» Quellenauszug:

-----

Enormes Gewinnpotenzial
Natürlich ist ein Investment in Biotechunternehmen deutlich riskanter, da es sich dabei in der Regel um Firmen handelt, die noch mehr oder weniger weit davon entfernt sind, Geld zu verdienen. Ein Fehlschlag in der Forschung kann deshalb heftige Kursverluste nach sich ziehen. Umgekehrt bieten Erfolgsnachrichten ein überproportional hohes Gewinnpotenzial. So stieg zum Beispiel vergangene Woche der Aktienkurs von Sage Therapeutics innerhalb eines Tages um 43 Prozent, weil die für die Marktzulassung entscheidende Studie eines Medikaments gegen postpartale Depressionen sehr positiv ausfiel. Hier passte alles zusammen: Das Produkt hat einen völlig neuen Wirkmechanismus und ein Einsatzgebiet, in dem vielen Betroffenen die bisher verfügbaren Medikamente nicht helfen.

-----

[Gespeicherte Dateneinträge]
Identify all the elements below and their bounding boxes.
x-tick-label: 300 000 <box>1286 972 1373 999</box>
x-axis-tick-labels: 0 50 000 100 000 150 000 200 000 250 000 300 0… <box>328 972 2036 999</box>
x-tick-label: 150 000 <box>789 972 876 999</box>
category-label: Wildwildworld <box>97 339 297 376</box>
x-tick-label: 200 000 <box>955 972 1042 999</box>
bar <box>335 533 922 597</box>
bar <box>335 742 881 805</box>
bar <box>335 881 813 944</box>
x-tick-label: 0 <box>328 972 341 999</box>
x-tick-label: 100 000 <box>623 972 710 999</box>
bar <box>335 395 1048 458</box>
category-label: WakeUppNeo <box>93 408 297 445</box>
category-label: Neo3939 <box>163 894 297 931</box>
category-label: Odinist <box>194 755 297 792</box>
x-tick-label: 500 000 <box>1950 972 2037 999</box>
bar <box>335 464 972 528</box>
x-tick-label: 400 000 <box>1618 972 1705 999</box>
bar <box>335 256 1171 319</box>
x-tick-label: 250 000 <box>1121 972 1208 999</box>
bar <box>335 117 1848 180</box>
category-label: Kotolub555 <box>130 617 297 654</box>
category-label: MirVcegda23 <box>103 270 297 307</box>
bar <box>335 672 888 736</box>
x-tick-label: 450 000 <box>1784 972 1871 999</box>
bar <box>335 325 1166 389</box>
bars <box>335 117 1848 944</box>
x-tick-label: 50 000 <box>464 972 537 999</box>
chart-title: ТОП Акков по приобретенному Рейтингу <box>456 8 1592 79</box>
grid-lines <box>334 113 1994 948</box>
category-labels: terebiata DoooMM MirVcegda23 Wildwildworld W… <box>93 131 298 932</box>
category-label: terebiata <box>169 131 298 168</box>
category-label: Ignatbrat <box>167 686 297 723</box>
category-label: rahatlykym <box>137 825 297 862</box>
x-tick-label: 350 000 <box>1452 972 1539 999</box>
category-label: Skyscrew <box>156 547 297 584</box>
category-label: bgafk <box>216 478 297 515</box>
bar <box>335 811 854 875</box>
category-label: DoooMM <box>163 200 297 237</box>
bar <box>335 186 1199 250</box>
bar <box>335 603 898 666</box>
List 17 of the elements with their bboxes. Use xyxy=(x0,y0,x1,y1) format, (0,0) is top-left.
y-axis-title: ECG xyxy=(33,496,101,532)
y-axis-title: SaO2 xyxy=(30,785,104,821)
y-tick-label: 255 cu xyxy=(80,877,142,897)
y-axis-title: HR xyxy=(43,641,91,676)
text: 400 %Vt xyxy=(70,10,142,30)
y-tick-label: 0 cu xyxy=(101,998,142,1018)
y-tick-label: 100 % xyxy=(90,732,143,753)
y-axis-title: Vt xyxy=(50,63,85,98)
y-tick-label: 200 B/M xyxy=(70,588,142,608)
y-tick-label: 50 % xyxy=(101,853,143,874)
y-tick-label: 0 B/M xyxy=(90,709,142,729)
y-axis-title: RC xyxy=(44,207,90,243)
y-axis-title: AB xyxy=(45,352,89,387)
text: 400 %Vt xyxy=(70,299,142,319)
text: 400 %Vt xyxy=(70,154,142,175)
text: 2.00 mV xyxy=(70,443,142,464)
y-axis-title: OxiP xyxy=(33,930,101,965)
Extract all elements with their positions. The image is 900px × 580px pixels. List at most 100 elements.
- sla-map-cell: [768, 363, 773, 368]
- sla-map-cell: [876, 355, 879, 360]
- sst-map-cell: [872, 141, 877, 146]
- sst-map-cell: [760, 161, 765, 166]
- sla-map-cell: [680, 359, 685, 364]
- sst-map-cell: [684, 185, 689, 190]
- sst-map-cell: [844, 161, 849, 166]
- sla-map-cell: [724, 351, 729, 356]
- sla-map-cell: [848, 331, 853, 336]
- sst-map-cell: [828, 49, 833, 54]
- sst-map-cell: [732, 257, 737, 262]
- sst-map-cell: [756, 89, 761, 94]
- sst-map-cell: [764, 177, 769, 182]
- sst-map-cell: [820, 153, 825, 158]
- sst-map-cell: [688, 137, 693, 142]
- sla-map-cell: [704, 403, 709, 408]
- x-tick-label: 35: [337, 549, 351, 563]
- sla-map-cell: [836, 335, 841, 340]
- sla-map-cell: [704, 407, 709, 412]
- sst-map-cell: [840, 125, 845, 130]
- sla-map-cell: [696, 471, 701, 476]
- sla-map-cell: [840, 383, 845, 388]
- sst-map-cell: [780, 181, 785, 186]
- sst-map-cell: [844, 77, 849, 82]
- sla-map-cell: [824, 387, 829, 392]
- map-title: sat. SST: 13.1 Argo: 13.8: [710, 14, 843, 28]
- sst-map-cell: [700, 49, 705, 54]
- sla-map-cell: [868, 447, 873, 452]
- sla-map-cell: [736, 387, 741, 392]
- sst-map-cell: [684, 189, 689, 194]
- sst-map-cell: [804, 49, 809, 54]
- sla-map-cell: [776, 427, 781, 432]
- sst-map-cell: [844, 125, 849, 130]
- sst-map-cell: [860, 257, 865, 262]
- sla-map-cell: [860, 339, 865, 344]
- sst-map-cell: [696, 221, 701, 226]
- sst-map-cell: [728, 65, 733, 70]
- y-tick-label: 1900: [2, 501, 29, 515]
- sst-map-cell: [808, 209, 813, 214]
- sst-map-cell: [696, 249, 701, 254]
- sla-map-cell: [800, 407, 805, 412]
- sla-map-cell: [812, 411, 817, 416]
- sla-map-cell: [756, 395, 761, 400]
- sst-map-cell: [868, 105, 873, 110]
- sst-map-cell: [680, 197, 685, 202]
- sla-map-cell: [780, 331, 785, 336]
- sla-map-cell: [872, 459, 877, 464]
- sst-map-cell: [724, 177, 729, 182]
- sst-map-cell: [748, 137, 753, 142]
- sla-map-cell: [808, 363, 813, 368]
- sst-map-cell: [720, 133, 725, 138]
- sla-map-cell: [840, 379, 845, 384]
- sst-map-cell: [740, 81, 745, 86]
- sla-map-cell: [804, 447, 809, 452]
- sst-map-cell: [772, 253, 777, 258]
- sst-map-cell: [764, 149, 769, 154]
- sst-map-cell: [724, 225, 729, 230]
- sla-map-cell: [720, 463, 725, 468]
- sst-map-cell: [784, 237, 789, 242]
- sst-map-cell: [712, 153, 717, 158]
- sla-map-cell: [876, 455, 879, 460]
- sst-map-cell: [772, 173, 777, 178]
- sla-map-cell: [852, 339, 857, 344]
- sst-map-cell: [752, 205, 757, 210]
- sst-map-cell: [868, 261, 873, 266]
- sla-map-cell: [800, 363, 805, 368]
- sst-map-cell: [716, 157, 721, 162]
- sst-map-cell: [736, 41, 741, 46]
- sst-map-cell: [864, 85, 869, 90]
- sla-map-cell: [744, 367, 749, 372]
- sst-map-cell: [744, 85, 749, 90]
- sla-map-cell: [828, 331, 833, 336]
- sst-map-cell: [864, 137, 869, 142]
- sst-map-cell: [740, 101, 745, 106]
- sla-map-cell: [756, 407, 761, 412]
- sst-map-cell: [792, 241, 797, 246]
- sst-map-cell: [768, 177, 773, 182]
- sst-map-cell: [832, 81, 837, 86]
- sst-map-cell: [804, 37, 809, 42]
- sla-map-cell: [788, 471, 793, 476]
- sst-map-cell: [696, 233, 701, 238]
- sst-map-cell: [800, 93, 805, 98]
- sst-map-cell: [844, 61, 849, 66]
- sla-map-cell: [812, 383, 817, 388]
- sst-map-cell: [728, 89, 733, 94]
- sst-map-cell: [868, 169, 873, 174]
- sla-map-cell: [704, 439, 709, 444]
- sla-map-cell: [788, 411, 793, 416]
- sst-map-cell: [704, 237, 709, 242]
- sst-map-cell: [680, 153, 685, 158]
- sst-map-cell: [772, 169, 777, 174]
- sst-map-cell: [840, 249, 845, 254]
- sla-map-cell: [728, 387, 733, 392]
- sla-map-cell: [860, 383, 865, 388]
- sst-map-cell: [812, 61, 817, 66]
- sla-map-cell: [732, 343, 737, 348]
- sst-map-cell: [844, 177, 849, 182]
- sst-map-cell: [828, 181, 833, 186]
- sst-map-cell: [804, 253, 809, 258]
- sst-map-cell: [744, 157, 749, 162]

-----

» Gelesenes anwenden:
**a.** Kopiere aus dem Auszug über Biotech-Aktien den Abschnitt, der mit den Worten „Enormes Gewinnpotenzial“ beginnt und nach den Worten „Medikamente nicht helfen.“ endet.
**b.** Bitte nenne anhand des Auszugs über Biotech-Aktien, um wie viel Prozent der Aktienkurs von Sage Therapeutics innerhalb eines Tages stieg.

» Antworten pro Eintrag:
**a.**
Enormes Gewinnpotenzial
Natürlich ist ein Investment in Biotechunternehmen deutlich riskanter, da es sich dabei in der Regel um Firmen handelt, die noch mehr oder weniger weit davon entfernt sind, Geld zu verdienen. Ein Fehlschlag in der Forschung kann deshalb heftige Kursverluste nach sich ziehen. Umgekehrt bieten Erfolgsnachrichten ein überproportional hohes Gewinnpotenzial. So stieg zum Beispiel vergangene Woche der Aktienkurs von Sage Therapeutics innerhalb eines Tages um 43 Prozent, weil die für die Marktzulassung entscheidende Studie eines Medikaments gegen postpartale Depressionen sehr positiv ausfiel. Hier passte alles zusammen: Das Produkt hat einen völlig neuen Wirkmechanismus und ein Einsatzgebiet, in dem vielen Betroffenen die bisher verfügbaren Medikamente nicht helfen.

**b.** Um 43 Prozent.